═══ Input material
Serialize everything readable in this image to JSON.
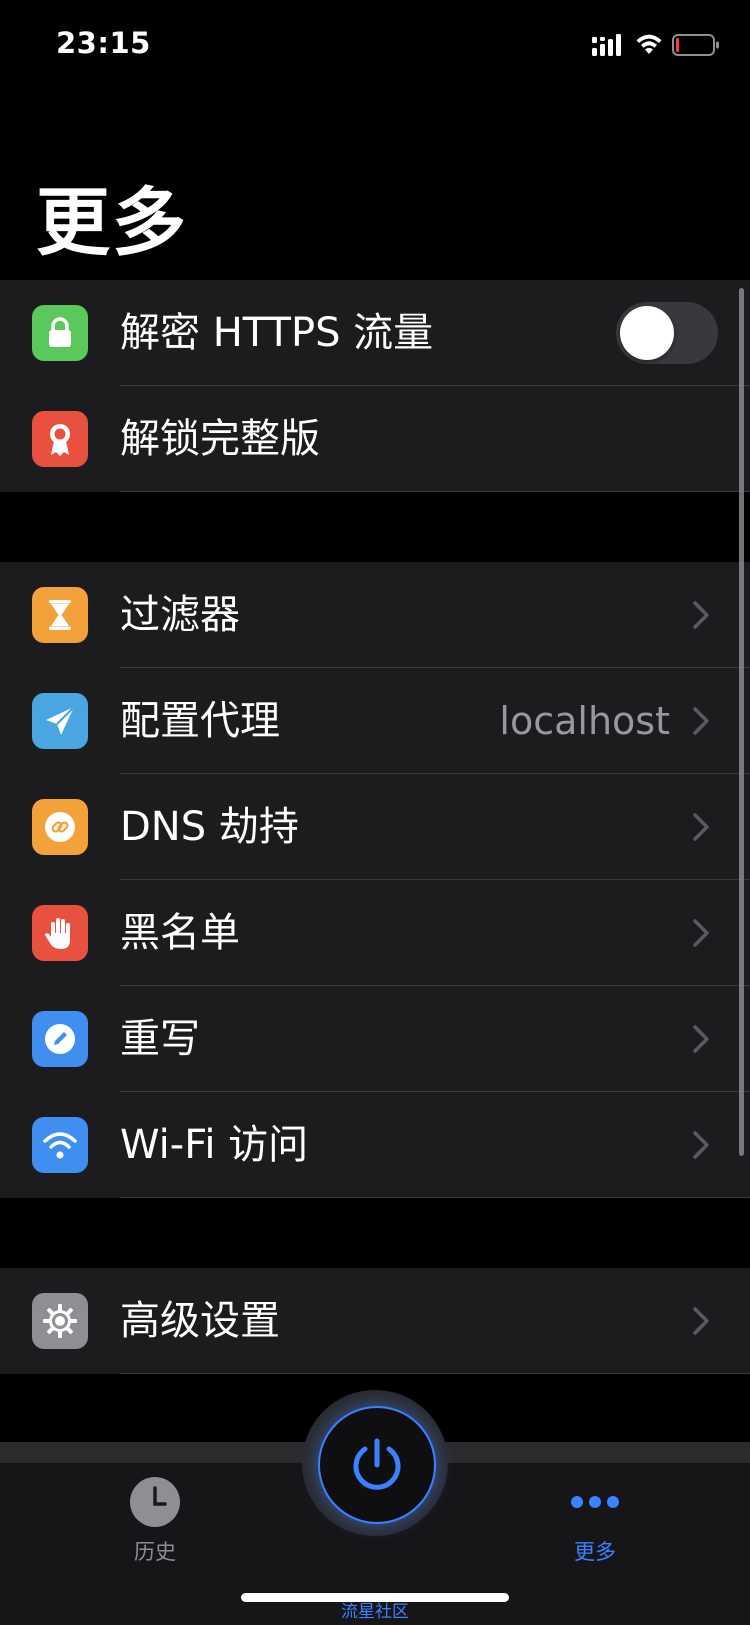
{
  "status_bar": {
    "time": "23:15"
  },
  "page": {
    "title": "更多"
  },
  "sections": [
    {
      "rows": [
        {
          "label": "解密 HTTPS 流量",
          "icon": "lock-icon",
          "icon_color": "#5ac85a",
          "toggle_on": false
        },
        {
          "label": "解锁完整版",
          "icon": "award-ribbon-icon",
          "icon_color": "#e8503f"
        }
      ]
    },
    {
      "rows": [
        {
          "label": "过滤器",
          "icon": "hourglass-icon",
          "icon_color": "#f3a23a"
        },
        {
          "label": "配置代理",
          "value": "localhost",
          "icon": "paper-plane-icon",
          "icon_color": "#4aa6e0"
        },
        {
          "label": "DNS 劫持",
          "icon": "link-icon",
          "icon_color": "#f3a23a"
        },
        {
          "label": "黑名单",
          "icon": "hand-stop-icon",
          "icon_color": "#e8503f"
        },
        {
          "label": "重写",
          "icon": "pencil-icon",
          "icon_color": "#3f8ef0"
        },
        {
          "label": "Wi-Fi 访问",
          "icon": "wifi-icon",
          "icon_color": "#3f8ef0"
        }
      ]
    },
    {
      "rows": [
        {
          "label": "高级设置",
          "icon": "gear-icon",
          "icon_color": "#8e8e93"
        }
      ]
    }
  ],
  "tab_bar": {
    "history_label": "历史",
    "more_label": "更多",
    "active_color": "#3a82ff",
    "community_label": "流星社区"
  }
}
══════
═══ Input material
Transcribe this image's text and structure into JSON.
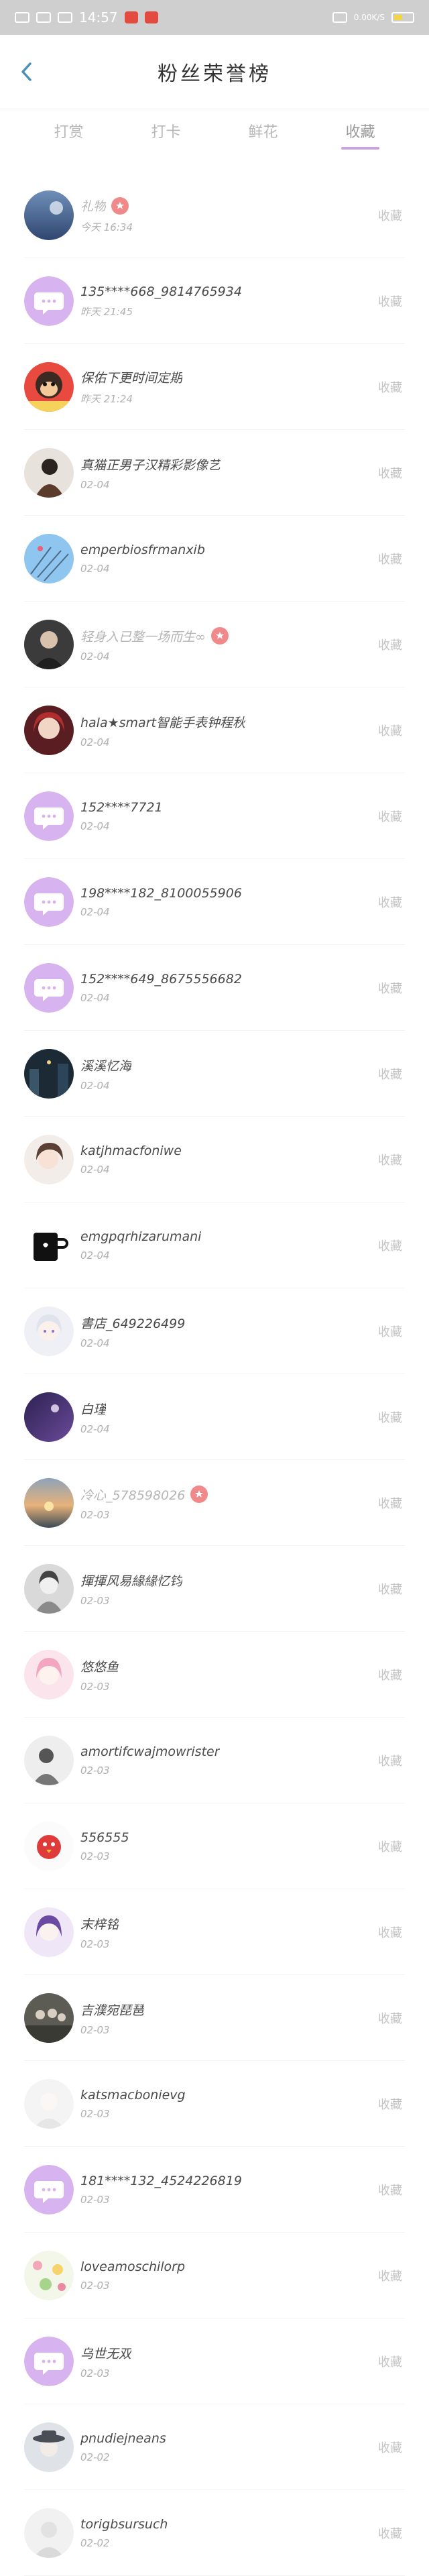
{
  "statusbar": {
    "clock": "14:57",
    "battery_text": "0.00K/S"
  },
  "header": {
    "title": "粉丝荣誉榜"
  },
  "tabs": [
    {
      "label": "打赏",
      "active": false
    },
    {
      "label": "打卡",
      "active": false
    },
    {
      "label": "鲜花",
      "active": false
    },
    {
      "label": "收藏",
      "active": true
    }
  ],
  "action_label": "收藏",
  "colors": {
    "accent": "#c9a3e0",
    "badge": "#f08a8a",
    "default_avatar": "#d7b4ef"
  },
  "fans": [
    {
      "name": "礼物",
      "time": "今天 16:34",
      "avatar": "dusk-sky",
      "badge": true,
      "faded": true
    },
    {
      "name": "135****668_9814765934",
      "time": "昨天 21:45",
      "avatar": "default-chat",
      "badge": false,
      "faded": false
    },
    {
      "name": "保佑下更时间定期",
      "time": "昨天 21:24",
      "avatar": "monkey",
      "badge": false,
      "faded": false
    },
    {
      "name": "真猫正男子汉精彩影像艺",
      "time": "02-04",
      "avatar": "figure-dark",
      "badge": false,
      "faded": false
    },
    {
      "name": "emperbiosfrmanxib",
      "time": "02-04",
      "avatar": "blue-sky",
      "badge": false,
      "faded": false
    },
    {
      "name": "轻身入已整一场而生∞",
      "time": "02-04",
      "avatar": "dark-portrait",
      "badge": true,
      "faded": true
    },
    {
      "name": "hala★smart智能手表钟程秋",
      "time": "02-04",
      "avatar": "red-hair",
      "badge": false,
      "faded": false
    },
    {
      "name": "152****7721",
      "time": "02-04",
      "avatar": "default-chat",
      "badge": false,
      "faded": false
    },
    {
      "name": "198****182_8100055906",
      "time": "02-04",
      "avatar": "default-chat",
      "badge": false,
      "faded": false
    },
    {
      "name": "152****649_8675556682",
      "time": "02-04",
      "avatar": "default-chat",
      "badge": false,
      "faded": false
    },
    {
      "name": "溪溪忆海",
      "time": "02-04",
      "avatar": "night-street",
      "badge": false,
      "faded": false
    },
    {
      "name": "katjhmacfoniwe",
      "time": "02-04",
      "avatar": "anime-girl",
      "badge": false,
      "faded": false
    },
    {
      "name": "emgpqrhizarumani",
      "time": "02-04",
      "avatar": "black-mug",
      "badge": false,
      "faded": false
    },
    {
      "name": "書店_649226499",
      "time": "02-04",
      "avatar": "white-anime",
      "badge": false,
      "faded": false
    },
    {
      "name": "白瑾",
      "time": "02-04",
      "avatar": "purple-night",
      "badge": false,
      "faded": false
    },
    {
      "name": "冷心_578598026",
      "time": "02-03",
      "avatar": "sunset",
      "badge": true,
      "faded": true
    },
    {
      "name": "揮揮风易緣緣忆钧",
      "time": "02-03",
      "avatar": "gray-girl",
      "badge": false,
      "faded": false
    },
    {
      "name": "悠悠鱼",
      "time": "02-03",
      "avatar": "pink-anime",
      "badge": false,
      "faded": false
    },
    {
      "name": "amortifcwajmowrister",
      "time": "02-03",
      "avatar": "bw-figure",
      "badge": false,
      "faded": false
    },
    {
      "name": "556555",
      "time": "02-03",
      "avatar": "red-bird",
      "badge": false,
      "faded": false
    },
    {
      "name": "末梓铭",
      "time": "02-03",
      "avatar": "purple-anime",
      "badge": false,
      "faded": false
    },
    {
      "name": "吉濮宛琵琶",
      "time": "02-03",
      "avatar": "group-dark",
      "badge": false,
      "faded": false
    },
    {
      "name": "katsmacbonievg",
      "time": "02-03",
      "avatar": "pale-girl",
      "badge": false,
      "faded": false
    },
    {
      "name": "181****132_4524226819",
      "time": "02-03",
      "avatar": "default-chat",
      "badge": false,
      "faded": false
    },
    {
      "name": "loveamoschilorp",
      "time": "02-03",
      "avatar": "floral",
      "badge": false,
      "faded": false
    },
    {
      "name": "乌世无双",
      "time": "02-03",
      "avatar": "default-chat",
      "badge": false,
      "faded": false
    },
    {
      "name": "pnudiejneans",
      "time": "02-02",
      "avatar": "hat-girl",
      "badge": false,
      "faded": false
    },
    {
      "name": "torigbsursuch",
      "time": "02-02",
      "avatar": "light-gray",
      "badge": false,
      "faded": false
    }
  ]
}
══════
═══ Input material
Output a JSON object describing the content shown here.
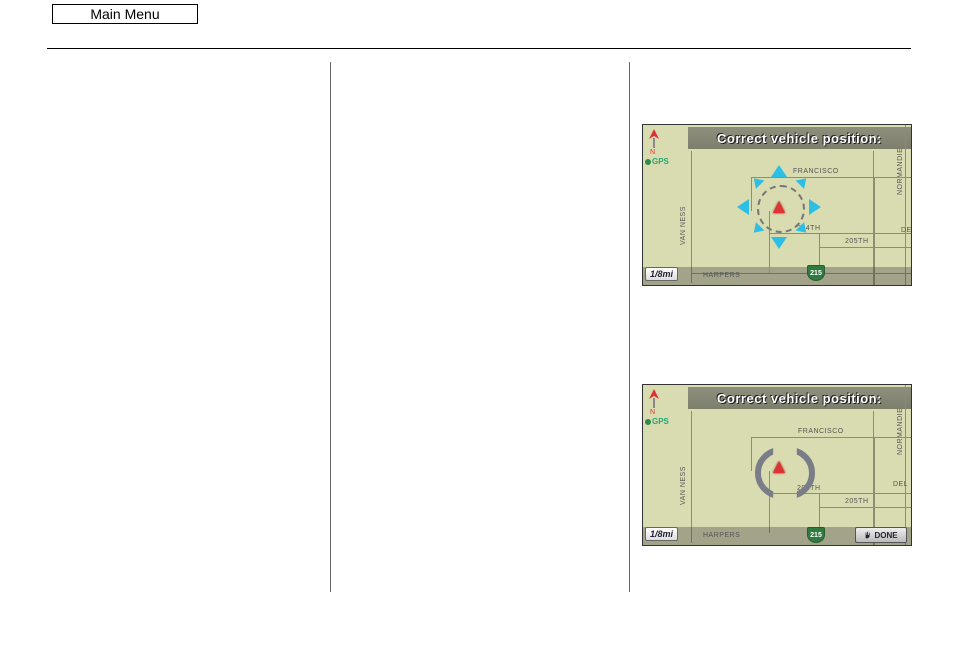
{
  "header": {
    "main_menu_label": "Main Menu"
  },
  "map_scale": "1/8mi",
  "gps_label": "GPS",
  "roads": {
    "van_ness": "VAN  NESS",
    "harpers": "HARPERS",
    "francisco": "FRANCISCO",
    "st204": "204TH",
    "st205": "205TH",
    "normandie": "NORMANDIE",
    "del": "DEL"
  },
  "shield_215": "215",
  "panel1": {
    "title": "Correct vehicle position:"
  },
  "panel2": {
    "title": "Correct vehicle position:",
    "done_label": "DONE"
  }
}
══════
### Written instruction
Lines that hold "purple" are the ones to copy; find all of them.

### Worked answer
      "avatar": "purple-night",
      "avatar": "purple-anime",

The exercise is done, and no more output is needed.